* [Written request] Tally the lines in the listing below that include "name". Answer with the count and nothing more.

(Collected data entries)
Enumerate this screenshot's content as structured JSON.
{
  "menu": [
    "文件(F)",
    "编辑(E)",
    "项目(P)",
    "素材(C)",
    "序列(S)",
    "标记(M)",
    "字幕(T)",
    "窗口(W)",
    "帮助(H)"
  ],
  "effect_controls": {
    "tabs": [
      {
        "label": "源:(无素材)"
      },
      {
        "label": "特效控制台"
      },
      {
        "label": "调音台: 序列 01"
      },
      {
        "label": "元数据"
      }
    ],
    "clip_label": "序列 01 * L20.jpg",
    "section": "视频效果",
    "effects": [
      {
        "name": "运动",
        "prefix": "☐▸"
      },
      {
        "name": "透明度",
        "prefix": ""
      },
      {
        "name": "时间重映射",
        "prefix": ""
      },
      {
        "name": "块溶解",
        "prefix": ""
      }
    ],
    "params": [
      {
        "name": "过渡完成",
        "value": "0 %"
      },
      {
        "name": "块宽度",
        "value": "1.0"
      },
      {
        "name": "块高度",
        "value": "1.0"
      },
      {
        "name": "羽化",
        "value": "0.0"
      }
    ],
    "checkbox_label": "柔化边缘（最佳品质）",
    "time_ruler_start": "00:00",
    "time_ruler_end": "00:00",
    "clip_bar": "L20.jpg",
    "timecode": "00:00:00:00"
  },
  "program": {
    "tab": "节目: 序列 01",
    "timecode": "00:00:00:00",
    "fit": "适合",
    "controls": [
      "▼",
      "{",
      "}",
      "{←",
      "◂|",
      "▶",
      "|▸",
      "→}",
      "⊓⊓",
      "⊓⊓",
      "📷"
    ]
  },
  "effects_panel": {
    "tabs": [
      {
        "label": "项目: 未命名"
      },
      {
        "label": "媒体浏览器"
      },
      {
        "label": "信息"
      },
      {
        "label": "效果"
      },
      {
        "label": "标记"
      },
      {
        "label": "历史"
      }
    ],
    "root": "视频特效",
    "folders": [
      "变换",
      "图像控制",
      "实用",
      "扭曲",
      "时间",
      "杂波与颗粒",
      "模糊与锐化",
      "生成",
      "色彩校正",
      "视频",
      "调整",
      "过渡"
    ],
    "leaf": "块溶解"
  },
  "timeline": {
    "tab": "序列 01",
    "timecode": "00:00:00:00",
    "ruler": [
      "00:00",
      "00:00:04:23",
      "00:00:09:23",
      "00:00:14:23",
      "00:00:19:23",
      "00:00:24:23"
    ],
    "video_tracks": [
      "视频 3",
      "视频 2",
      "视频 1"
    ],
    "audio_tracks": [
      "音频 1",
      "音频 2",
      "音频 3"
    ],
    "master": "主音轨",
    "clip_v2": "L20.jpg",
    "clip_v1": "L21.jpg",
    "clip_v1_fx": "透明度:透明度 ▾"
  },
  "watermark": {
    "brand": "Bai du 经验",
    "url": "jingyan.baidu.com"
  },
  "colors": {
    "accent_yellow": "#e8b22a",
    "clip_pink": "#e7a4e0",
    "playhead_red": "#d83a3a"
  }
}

* [Finished exercise] 8